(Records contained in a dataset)
------------------------------------
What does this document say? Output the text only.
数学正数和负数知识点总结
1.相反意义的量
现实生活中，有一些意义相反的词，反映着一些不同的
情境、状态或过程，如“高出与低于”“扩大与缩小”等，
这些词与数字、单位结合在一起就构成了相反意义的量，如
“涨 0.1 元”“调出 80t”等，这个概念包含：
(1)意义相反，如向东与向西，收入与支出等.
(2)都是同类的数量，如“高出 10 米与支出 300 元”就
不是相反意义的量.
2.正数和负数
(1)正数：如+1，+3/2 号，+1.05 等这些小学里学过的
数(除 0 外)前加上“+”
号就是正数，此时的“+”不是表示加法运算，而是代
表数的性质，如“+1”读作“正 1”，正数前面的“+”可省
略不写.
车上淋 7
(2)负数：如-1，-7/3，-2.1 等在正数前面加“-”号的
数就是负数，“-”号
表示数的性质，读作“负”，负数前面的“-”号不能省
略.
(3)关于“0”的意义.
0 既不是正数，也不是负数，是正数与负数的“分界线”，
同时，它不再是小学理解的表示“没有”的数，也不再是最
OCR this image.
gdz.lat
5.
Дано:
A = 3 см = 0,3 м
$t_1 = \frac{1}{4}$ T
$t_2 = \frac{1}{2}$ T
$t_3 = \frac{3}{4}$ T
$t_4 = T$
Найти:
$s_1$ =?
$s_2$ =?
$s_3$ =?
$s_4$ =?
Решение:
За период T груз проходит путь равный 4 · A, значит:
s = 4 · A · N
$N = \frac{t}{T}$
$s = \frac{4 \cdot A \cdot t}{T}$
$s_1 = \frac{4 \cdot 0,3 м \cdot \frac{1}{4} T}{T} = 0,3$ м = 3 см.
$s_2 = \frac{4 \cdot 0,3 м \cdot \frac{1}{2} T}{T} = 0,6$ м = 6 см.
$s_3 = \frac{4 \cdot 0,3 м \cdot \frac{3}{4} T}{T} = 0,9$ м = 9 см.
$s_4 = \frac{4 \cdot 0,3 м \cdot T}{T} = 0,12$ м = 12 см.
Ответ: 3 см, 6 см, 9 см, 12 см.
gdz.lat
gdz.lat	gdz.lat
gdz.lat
------------------------------------
Written task
Your answer should consist only of the lines from the one with "OCR this image." through the end of the data above, reproduced exactly.

Written reply
OCR this image.
gdz.lat
5.
Дано:
A = 3 см = 0,3 м
$t_1 = \frac{1}{4}$ T
$t_2 = \frac{1}{2}$ T
$t_3 = \frac{3}{4}$ T
$t_4 = T$
Найти:
$s_1$ =?
$s_2$ =?
$s_3$ =?
$s_4$ =?
Решение:
За период T груз проходит путь равный 4 · A, значит:
s = 4 · A · N
$N = \frac{t}{T}$
$s = \frac{4 \cdot A \cdot t}{T}$
$s_1 = \frac{4 \cdot 0,3 м \cdot \frac{1}{4} T}{T} = 0,3$ м = 3 см.
$s_2 = \frac{4 \cdot 0,3 м \cdot \frac{1}{2} T}{T} = 0,6$ м = 6 см.
$s_3 = \frac{4 \cdot 0,3 м \cdot \frac{3}{4} T}{T} = 0,9$ м = 9 см.
$s_4 = \frac{4 \cdot 0,3 м \cdot T}{T} = 0,12$ м = 12 см.
Ответ: 3 см, 6 см, 9 см, 12 см.
gdz.lat
gdz.lat	gdz.lat
gdz.lat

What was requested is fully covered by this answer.